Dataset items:

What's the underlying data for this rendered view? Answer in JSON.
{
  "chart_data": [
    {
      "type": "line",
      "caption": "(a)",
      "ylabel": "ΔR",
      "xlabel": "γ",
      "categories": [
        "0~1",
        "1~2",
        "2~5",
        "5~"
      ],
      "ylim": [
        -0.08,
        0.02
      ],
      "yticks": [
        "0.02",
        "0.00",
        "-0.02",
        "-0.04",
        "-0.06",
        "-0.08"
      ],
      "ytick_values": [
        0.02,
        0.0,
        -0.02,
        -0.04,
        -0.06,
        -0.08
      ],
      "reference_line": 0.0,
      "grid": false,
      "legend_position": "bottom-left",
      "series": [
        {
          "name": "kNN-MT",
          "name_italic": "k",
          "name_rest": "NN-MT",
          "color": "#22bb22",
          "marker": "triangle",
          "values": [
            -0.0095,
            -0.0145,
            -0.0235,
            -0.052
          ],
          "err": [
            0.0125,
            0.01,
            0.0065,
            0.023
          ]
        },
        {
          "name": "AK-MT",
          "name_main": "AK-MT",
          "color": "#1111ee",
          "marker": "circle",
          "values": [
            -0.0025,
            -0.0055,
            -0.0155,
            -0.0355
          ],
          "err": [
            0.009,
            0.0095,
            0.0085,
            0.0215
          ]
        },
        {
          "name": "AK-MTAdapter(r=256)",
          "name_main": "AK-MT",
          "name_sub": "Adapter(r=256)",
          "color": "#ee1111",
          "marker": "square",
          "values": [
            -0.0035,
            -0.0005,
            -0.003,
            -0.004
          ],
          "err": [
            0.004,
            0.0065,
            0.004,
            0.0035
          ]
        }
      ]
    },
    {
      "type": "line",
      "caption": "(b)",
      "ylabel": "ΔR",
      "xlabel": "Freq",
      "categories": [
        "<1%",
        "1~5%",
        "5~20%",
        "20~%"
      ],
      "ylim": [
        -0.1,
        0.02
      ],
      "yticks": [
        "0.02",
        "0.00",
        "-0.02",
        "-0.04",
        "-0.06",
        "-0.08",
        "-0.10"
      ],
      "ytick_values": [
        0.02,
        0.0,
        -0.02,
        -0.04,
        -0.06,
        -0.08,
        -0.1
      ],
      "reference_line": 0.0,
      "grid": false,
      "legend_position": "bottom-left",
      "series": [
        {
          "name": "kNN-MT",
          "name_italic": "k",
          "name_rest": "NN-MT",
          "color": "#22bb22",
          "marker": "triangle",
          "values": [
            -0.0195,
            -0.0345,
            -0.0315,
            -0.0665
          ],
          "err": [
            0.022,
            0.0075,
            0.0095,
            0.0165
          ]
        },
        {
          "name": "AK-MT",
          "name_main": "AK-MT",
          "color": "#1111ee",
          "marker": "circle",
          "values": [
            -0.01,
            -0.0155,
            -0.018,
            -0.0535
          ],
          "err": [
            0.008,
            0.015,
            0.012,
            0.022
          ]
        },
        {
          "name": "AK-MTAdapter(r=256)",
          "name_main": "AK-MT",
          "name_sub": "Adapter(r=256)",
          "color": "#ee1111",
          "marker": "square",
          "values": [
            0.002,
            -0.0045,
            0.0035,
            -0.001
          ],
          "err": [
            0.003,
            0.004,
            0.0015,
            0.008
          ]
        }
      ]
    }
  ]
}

GIVEN EXERCISE. Copy the records above exactly.

EXERCISE OUTPUT.
What's the underlying data for this rendered view? Answer in JSON.
{
  "chart_data": [
    {
      "type": "line",
      "caption": "(a)",
      "ylabel": "ΔR",
      "xlabel": "γ",
      "categories": [
        "0~1",
        "1~2",
        "2~5",
        "5~"
      ],
      "ylim": [
        -0.08,
        0.02
      ],
      "yticks": [
        "0.02",
        "0.00",
        "-0.02",
        "-0.04",
        "-0.06",
        "-0.08"
      ],
      "ytick_values": [
        0.02,
        0.0,
        -0.02,
        -0.04,
        -0.06,
        -0.08
      ],
      "reference_line": 0.0,
      "grid": false,
      "legend_position": "bottom-left",
      "series": [
        {
          "name": "kNN-MT",
          "name_italic": "k",
          "name_rest": "NN-MT",
          "color": "#22bb22",
          "marker": "triangle",
          "values": [
            -0.0095,
            -0.0145,
            -0.0235,
            -0.052
          ],
          "err": [
            0.0125,
            0.01,
            0.0065,
            0.023
          ]
        },
        {
          "name": "AK-MT",
          "name_main": "AK-MT",
          "color": "#1111ee",
          "marker": "circle",
          "values": [
            -0.0025,
            -0.0055,
            -0.0155,
            -0.0355
          ],
          "err": [
            0.009,
            0.0095,
            0.0085,
            0.0215
          ]
        },
        {
          "name": "AK-MTAdapter(r=256)",
          "name_main": "AK-MT",
          "name_sub": "Adapter(r=256)",
          "color": "#ee1111",
          "marker": "square",
          "values": [
            -0.0035,
            -0.0005,
            -0.003,
            -0.004
          ],
          "err": [
            0.004,
            0.0065,
            0.004,
            0.0035
          ]
        }
      ]
    },
    {
      "type": "line",
      "caption": "(b)",
      "ylabel": "ΔR",
      "xlabel": "Freq",
      "categories": [
        "<1%",
        "1~5%",
        "5~20%",
        "20~%"
      ],
      "ylim": [
        -0.1,
        0.02
      ],
      "yticks": [
        "0.02",
        "0.00",
        "-0.02",
        "-0.04",
        "-0.06",
        "-0.08",
        "-0.10"
      ],
      "ytick_values": [
        0.02,
        0.0,
        -0.02,
        -0.04,
        -0.06,
        -0.08,
        -0.1
      ],
      "reference_line": 0.0,
      "grid": false,
      "legend_position": "bottom-left",
      "series": [
        {
          "name": "kNN-MT",
          "name_italic": "k",
          "name_rest": "NN-MT",
          "color": "#22bb22",
          "marker": "triangle",
          "values": [
            -0.0195,
            -0.0345,
            -0.0315,
            -0.0665
          ],
          "err": [
            0.022,
            0.0075,
            0.0095,
            0.0165
          ]
        },
        {
          "name": "AK-MT",
          "name_main": "AK-MT",
          "color": "#1111ee",
          "marker": "circle",
          "values": [
            -0.01,
            -0.0155,
            -0.018,
            -0.0535
          ],
          "err": [
            0.008,
            0.015,
            0.012,
            0.022
          ]
        },
        {
          "name": "AK-MTAdapter(r=256)",
          "name_main": "AK-MT",
          "name_sub": "Adapter(r=256)",
          "color": "#ee1111",
          "marker": "square",
          "values": [
            0.002,
            -0.0045,
            0.0035,
            -0.001
          ],
          "err": [
            0.003,
            0.004,
            0.0015,
            0.008
          ]
        }
      ]
    }
  ]
}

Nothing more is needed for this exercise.